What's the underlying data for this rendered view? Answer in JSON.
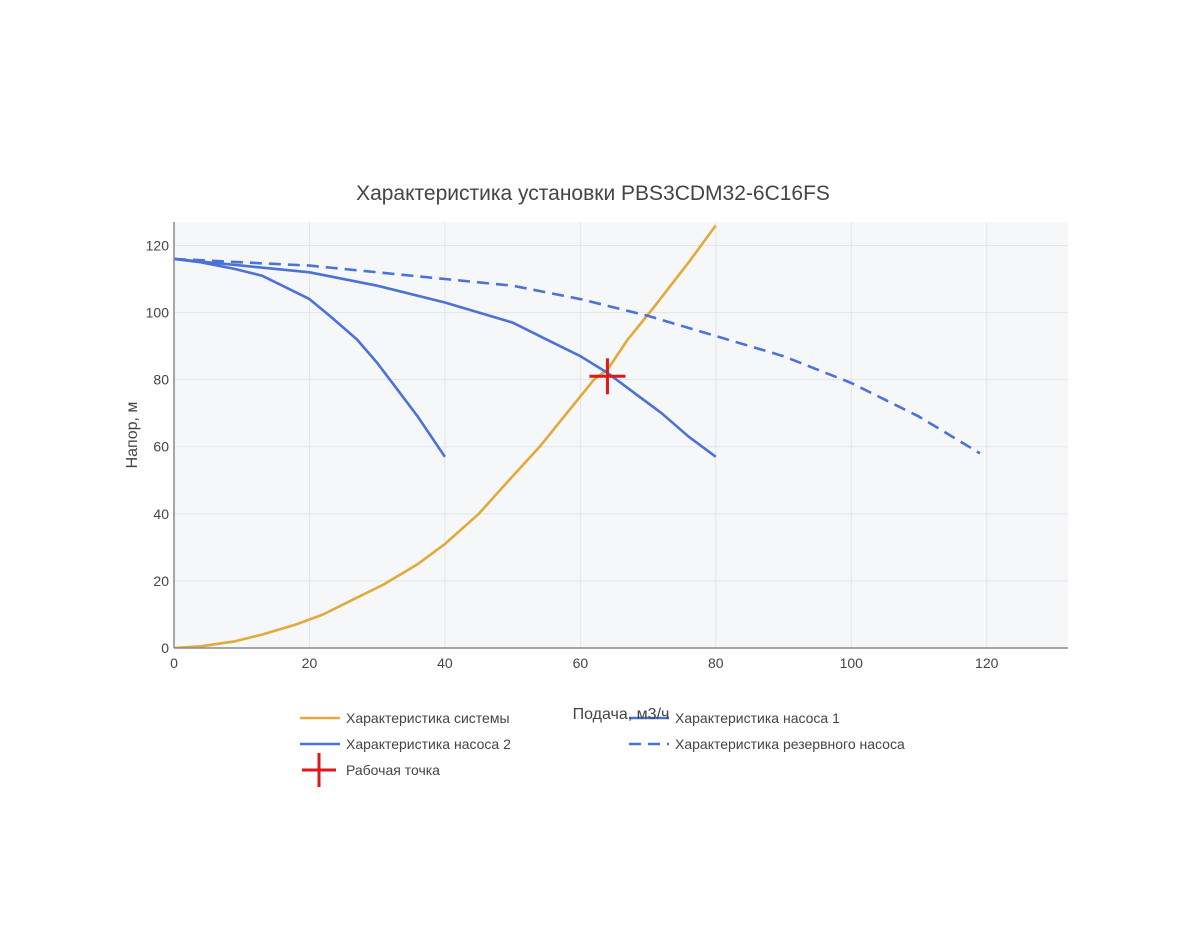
{
  "chart_data": {
    "type": "line",
    "title": "Характеристика установки PBS3CDM32-6C16FS",
    "xlabel": "Подача, м3/ч",
    "ylabel": "Напор, м",
    "xlim": [
      0,
      132
    ],
    "ylim": [
      0,
      127
    ],
    "xticks": [
      "0",
      "20",
      "40",
      "60",
      "80",
      "100",
      "120"
    ],
    "yticks": [
      "0",
      "20",
      "40",
      "60",
      "80",
      "100",
      "120"
    ],
    "grid": true,
    "legend_position": "bottom",
    "series": [
      {
        "name": "Характеристика системы",
        "color": "#e2a93b",
        "dash": "solid",
        "x": [
          0,
          4,
          9,
          13,
          18,
          22,
          27,
          31,
          36,
          40,
          45,
          49,
          54,
          58,
          62,
          64,
          67,
          71,
          76,
          80
        ],
        "y": [
          0,
          0.5,
          2,
          4,
          7,
          10,
          15,
          19,
          25,
          31,
          40,
          49,
          60,
          70,
          80,
          83,
          92,
          102,
          115,
          126
        ]
      },
      {
        "name": "Характеристика насоса 1",
        "color": "#4b72d6",
        "dash": "solid",
        "x": [
          0,
          4,
          9,
          13,
          16,
          20,
          23,
          27,
          30,
          33,
          36,
          40
        ],
        "y": [
          116,
          115,
          113,
          111,
          108,
          104,
          99,
          92,
          85,
          77,
          69,
          57
        ]
      },
      {
        "name": "Характеристика насоса 2",
        "color": "#4b72d6",
        "dash": "solid",
        "x": [
          0,
          10,
          20,
          30,
          40,
          50,
          55,
          60,
          64,
          68,
          72,
          76,
          80
        ],
        "y": [
          116,
          114,
          112,
          108,
          103,
          97,
          92,
          87,
          82,
          76,
          70,
          63,
          57
        ]
      },
      {
        "name": "Характеристика резервного насоса",
        "color": "#4b72d6",
        "dash": "dash",
        "x": [
          0,
          10,
          20,
          30,
          40,
          50,
          60,
          70,
          80,
          90,
          100,
          110,
          119
        ],
        "y": [
          116,
          115,
          114,
          112,
          110,
          108,
          104,
          99,
          93,
          87,
          79,
          69,
          58
        ]
      }
    ],
    "operating_point": {
      "name": "Рабочая точка",
      "color": "#e0171b",
      "x": 64,
      "y": 81
    }
  }
}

The request: Count the lines in which the string "Характеристика" appears, then report only that figure.

Result of this task: 5